◆ **Problem requirements**:
The exercise asks for every line of the data to be reproduced exactly.

◆ **Records**:
↓↓↓

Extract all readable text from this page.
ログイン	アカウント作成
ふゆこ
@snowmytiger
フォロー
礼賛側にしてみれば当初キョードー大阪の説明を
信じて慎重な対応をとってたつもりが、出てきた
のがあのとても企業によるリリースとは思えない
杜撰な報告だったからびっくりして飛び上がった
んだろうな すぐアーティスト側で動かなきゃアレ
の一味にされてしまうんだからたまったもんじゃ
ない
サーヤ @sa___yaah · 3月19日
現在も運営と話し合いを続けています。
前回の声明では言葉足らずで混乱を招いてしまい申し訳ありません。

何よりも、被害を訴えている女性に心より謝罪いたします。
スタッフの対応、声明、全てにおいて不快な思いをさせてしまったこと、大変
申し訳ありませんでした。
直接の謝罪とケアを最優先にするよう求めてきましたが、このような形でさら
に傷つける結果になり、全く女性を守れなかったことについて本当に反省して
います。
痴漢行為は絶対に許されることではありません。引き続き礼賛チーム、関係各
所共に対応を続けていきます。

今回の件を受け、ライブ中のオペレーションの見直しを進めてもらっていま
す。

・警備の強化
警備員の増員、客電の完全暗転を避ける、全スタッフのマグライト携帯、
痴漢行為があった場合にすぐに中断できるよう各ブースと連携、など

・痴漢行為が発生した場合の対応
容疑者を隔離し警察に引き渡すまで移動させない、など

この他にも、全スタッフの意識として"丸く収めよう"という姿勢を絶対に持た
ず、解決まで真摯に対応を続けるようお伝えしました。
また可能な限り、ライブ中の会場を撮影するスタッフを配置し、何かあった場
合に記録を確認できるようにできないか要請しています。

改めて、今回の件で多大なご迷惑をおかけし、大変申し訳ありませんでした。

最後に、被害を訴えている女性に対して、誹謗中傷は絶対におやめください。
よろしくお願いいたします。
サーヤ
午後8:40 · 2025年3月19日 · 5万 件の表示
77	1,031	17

↑↑↑

◆ **Complete output**:
Extract all readable text from this page.
ログイン	アカウント作成
ふゆこ
@snowmytiger
フォロー
礼賛側にしてみれば当初キョードー大阪の説明を
信じて慎重な対応をとってたつもりが、出てきた
のがあのとても企業によるリリースとは思えない
杜撰な報告だったからびっくりして飛び上がった
んだろうな すぐアーティスト側で動かなきゃアレ
の一味にされてしまうんだからたまったもんじゃ
ない
サーヤ @sa___yaah · 3月19日
現在も運営と話し合いを続けています。
前回の声明では言葉足らずで混乱を招いてしまい申し訳ありません。

何よりも、被害を訴えている女性に心より謝罪いたします。
スタッフの対応、声明、全てにおいて不快な思いをさせてしまったこと、大変
申し訳ありませんでした。
直接の謝罪とケアを最優先にするよう求めてきましたが、このような形でさら
に傷つける結果になり、全く女性を守れなかったことについて本当に反省して
います。
痴漢行為は絶対に許されることではありません。引き続き礼賛チーム、関係各
所共に対応を続けていきます。

今回の件を受け、ライブ中のオペレーションの見直しを進めてもらっていま
す。

・警備の強化
警備員の増員、客電の完全暗転を避ける、全スタッフのマグライト携帯、
痴漢行為があった場合にすぐに中断できるよう各ブースと連携、など

・痴漢行為が発生した場合の対応
容疑者を隔離し警察に引き渡すまで移動させない、など

この他にも、全スタッフの意識として"丸く収めよう"という姿勢を絶対に持た
ず、解決まで真摯に対応を続けるようお伝えしました。
また可能な限り、ライブ中の会場を撮影するスタッフを配置し、何かあった場
合に記録を確認できるようにできないか要請しています。

改めて、今回の件で多大なご迷惑をおかけし、大変申し訳ありませんでした。

最後に、被害を訴えている女性に対して、誹謗中傷は絶対におやめください。
よろしくお願いいたします。
サーヤ
午後8:40 · 2025年3月19日 · 5万 件の表示
77	1,031	17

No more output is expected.